> SOURCE RECORDS
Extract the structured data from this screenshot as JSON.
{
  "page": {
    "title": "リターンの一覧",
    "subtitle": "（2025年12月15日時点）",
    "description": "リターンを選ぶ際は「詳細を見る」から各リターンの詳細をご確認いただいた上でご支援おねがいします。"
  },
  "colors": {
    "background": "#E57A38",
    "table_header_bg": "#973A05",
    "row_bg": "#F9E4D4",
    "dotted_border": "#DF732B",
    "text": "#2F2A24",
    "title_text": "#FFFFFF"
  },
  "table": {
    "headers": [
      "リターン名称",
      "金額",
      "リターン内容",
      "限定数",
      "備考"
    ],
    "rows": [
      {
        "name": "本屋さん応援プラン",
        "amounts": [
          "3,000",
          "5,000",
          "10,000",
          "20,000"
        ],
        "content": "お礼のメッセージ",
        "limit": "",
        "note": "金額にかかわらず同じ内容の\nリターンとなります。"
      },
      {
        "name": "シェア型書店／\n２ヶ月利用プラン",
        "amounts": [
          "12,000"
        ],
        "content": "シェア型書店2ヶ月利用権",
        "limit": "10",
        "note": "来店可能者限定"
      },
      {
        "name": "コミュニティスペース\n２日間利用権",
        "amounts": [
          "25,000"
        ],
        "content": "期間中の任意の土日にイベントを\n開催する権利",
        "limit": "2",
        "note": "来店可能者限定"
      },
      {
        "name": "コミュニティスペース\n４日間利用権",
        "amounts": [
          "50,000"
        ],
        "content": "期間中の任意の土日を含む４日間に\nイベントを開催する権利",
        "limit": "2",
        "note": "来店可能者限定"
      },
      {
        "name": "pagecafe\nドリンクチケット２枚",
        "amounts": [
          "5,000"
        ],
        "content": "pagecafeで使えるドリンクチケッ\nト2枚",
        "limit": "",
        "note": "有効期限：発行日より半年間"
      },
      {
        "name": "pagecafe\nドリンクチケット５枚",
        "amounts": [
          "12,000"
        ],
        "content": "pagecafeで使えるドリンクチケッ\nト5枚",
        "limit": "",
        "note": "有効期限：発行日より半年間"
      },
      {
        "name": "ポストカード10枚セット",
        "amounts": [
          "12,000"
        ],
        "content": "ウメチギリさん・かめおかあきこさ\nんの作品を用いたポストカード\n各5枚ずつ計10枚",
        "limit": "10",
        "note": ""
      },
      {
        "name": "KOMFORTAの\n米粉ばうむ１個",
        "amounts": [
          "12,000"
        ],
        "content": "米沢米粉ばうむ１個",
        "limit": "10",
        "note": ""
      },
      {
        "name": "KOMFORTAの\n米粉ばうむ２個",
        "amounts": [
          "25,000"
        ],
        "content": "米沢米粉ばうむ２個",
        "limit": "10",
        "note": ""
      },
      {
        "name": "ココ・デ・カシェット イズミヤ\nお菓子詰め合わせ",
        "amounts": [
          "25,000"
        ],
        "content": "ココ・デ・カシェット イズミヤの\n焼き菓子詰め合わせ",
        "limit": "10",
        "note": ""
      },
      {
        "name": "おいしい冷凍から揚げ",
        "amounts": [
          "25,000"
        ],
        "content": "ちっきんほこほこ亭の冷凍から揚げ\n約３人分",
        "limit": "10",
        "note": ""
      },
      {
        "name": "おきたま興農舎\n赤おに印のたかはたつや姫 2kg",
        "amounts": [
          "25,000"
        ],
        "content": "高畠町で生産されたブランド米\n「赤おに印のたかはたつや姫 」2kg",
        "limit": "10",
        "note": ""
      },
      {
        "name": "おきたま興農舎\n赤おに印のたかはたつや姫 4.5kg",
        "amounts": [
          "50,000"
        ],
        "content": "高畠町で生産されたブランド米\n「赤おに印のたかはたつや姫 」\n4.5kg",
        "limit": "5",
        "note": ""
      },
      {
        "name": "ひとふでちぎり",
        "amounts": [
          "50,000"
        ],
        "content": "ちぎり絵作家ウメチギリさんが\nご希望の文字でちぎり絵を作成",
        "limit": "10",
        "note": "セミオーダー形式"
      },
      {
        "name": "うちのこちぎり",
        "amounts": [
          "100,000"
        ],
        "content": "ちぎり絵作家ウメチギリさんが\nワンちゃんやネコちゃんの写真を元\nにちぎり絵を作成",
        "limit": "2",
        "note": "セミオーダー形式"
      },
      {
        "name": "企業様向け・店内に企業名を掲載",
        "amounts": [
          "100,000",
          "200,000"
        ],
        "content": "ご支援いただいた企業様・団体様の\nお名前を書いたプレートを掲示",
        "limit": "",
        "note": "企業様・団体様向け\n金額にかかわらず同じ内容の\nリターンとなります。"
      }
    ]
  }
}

> DIRECTIONS FOR THIS TASK
Using the listing above, retype each line exactly.

> EXERCISE SOLUTION
Extract the structured data from this screenshot as JSON.
{
  "page": {
    "title": "リターンの一覧",
    "subtitle": "（2025年12月15日時点）",
    "description": "リターンを選ぶ際は「詳細を見る」から各リターンの詳細をご確認いただいた上でご支援おねがいします。"
  },
  "colors": {
    "background": "#E57A38",
    "table_header_bg": "#973A05",
    "row_bg": "#F9E4D4",
    "dotted_border": "#DF732B",
    "text": "#2F2A24",
    "title_text": "#FFFFFF"
  },
  "table": {
    "headers": [
      "リターン名称",
      "金額",
      "リターン内容",
      "限定数",
      "備考"
    ],
    "rows": [
      {
        "name": "本屋さん応援プラン",
        "amounts": [
          "3,000",
          "5,000",
          "10,000",
          "20,000"
        ],
        "content": "お礼のメッセージ",
        "limit": "",
        "note": "金額にかかわらず同じ内容の\nリターンとなります。"
      },
      {
        "name": "シェア型書店／\n２ヶ月利用プラン",
        "amounts": [
          "12,000"
        ],
        "content": "シェア型書店2ヶ月利用権",
        "limit": "10",
        "note": "来店可能者限定"
      },
      {
        "name": "コミュニティスペース\n２日間利用権",
        "amounts": [
          "25,000"
        ],
        "content": "期間中の任意の土日にイベントを\n開催する権利",
        "limit": "2",
        "note": "来店可能者限定"
      },
      {
        "name": "コミュニティスペース\n４日間利用権",
        "amounts": [
          "50,000"
        ],
        "content": "期間中の任意の土日を含む４日間に\nイベントを開催する権利",
        "limit": "2",
        "note": "来店可能者限定"
      },
      {
        "name": "pagecafe\nドリンクチケット２枚",
        "amounts": [
          "5,000"
        ],
        "content": "pagecafeで使えるドリンクチケッ\nト2枚",
        "limit": "",
        "note": "有効期限：発行日より半年間"
      },
      {
        "name": "pagecafe\nドリンクチケット５枚",
        "amounts": [
          "12,000"
        ],
        "content": "pagecafeで使えるドリンクチケッ\nト5枚",
        "limit": "",
        "note": "有効期限：発行日より半年間"
      },
      {
        "name": "ポストカード10枚セット",
        "amounts": [
          "12,000"
        ],
        "content": "ウメチギリさん・かめおかあきこさ\nんの作品を用いたポストカード\n各5枚ずつ計10枚",
        "limit": "10",
        "note": ""
      },
      {
        "name": "KOMFORTAの\n米粉ばうむ１個",
        "amounts": [
          "12,000"
        ],
        "content": "米沢米粉ばうむ１個",
        "limit": "10",
        "note": ""
      },
      {
        "name": "KOMFORTAの\n米粉ばうむ２個",
        "amounts": [
          "25,000"
        ],
        "content": "米沢米粉ばうむ２個",
        "limit": "10",
        "note": ""
      },
      {
        "name": "ココ・デ・カシェット イズミヤ\nお菓子詰め合わせ",
        "amounts": [
          "25,000"
        ],
        "content": "ココ・デ・カシェット イズミヤの\n焼き菓子詰め合わせ",
        "limit": "10",
        "note": ""
      },
      {
        "name": "おいしい冷凍から揚げ",
        "amounts": [
          "25,000"
        ],
        "content": "ちっきんほこほこ亭の冷凍から揚げ\n約３人分",
        "limit": "10",
        "note": ""
      },
      {
        "name": "おきたま興農舎\n赤おに印のたかはたつや姫 2kg",
        "amounts": [
          "25,000"
        ],
        "content": "高畠町で生産されたブランド米\n「赤おに印のたかはたつや姫 」2kg",
        "limit": "10",
        "note": ""
      },
      {
        "name": "おきたま興農舎\n赤おに印のたかはたつや姫 4.5kg",
        "amounts": [
          "50,000"
        ],
        "content": "高畠町で生産されたブランド米\n「赤おに印のたかはたつや姫 」\n4.5kg",
        "limit": "5",
        "note": ""
      },
      {
        "name": "ひとふでちぎり",
        "amounts": [
          "50,000"
        ],
        "content": "ちぎり絵作家ウメチギリさんが\nご希望の文字でちぎり絵を作成",
        "limit": "10",
        "note": "セミオーダー形式"
      },
      {
        "name": "うちのこちぎり",
        "amounts": [
          "100,000"
        ],
        "content": "ちぎり絵作家ウメチギリさんが\nワンちゃんやネコちゃんの写真を元\nにちぎり絵を作成",
        "limit": "2",
        "note": "セミオーダー形式"
      },
      {
        "name": "企業様向け・店内に企業名を掲載",
        "amounts": [
          "100,000",
          "200,000"
        ],
        "content": "ご支援いただいた企業様・団体様の\nお名前を書いたプレートを掲示",
        "limit": "",
        "note": "企業様・団体様向け\n金額にかかわらず同じ内容の\nリターンとなります。"
      }
    ]
  }
}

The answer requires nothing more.